• Records provided

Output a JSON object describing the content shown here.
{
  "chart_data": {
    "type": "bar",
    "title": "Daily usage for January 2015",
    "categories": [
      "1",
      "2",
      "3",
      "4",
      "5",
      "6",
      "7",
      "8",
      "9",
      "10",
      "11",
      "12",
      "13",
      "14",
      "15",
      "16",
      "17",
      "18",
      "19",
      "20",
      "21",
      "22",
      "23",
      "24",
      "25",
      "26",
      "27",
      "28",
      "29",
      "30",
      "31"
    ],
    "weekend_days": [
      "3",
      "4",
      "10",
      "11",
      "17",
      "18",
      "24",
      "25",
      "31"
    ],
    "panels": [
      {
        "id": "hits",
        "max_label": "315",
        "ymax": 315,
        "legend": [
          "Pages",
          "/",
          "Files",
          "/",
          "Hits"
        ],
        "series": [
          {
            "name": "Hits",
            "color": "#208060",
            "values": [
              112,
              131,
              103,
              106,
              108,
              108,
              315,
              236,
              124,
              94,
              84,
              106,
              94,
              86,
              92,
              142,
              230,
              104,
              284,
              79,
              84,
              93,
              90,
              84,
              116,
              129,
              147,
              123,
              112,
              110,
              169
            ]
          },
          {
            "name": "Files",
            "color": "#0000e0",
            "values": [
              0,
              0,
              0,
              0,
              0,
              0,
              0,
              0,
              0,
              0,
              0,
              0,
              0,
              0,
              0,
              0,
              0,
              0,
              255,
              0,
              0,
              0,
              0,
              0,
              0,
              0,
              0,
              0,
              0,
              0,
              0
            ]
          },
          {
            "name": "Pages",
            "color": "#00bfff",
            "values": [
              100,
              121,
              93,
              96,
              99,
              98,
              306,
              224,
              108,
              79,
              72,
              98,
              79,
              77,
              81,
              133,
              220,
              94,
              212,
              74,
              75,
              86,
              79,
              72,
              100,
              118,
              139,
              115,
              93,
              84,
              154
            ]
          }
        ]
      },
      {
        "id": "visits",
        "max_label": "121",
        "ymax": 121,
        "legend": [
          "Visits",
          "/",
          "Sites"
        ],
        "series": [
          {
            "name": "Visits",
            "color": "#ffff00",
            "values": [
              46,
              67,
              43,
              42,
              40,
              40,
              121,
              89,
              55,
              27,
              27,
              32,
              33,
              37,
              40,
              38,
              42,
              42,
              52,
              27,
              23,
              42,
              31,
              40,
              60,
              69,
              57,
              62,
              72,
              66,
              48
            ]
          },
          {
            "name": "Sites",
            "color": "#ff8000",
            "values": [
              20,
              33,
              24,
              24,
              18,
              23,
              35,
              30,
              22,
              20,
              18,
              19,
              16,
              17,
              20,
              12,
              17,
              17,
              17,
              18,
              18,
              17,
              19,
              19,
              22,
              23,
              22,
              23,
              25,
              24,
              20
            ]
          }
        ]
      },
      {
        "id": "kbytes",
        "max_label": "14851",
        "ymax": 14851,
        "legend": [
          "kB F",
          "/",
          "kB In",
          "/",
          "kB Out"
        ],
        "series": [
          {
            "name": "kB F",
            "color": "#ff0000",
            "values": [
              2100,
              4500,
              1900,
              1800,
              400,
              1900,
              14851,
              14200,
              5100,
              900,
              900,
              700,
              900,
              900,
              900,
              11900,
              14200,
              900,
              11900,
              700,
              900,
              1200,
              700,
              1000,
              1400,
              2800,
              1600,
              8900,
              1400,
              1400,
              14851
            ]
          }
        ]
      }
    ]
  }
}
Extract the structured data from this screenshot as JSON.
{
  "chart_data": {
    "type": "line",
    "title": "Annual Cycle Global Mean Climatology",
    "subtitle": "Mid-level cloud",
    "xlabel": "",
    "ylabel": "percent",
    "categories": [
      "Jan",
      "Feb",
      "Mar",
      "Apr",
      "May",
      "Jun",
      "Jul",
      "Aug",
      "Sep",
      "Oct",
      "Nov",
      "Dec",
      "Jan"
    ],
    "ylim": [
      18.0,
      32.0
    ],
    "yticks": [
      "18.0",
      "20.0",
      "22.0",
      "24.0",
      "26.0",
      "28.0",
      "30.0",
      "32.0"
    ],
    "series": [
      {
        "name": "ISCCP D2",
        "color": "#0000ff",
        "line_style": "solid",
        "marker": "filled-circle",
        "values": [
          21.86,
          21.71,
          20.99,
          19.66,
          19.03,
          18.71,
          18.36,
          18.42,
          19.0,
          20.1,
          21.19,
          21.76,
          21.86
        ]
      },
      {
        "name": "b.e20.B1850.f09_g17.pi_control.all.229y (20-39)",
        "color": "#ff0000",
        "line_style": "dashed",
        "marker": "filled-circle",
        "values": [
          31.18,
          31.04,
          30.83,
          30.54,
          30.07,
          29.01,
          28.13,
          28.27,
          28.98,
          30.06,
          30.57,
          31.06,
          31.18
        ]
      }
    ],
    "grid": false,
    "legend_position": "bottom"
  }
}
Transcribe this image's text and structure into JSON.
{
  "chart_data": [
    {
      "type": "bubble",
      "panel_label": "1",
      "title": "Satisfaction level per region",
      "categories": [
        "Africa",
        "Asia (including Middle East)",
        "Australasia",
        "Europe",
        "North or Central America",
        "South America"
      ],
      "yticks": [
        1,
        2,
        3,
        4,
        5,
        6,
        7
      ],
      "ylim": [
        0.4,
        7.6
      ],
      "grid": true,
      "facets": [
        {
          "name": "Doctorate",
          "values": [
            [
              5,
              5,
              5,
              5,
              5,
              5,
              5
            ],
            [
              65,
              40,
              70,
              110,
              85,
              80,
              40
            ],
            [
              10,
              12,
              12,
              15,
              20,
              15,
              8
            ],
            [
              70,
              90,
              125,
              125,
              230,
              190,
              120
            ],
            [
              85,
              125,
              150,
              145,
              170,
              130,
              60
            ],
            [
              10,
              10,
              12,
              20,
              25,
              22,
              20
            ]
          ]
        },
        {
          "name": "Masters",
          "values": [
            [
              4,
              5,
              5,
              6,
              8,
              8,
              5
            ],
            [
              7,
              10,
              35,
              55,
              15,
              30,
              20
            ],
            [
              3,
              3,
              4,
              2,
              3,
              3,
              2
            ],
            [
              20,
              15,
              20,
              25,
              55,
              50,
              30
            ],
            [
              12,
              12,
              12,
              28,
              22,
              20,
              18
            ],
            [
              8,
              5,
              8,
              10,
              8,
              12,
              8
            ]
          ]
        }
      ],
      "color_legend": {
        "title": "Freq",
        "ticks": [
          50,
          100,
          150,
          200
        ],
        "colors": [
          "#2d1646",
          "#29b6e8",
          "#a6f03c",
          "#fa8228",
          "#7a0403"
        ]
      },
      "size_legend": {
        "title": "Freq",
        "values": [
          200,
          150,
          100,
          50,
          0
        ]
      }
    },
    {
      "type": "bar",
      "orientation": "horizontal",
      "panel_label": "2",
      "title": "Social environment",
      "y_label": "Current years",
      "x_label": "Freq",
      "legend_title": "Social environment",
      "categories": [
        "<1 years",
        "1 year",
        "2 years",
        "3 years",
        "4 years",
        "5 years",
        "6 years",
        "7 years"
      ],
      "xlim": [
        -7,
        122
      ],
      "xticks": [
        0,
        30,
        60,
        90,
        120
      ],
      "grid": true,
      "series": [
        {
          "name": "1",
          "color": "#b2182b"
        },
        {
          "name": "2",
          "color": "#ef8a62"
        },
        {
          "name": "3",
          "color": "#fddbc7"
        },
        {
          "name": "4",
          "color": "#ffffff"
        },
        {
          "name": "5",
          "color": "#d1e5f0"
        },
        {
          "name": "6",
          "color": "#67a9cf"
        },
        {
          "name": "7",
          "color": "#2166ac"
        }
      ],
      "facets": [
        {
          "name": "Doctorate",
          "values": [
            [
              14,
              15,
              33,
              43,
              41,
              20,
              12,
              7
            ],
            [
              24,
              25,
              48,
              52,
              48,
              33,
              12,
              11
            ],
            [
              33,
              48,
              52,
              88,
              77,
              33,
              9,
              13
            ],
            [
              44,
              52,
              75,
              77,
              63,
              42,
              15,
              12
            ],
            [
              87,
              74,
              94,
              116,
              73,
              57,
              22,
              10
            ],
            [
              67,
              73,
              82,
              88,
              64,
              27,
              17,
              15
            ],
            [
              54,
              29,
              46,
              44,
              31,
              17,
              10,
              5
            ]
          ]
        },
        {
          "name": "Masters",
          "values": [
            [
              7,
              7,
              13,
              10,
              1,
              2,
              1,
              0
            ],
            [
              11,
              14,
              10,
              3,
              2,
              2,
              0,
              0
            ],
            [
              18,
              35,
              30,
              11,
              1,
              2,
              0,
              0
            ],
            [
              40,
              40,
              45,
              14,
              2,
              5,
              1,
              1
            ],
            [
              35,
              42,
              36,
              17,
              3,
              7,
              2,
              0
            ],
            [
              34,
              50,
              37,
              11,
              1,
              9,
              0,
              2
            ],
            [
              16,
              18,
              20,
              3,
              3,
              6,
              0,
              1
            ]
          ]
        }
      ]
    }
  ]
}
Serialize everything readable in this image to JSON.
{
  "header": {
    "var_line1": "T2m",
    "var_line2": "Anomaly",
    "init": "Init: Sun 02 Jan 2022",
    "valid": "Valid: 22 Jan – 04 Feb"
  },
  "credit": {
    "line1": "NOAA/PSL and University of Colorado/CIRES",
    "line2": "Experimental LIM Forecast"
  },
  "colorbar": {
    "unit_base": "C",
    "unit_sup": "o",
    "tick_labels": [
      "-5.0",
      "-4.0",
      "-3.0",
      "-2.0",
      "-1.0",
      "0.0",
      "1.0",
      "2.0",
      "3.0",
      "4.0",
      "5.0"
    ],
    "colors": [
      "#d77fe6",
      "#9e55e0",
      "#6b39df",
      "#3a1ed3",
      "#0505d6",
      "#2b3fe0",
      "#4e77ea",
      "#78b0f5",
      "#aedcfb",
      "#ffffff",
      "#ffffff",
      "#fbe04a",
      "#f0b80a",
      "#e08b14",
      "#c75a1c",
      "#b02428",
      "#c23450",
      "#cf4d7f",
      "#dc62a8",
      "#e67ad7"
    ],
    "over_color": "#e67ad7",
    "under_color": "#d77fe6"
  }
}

• What you need to do
Report all lines of the material that contain the word "image".

• Reply
Transcribe this image's text and structure into JSON.
Serialize everything readable in this image to JSON.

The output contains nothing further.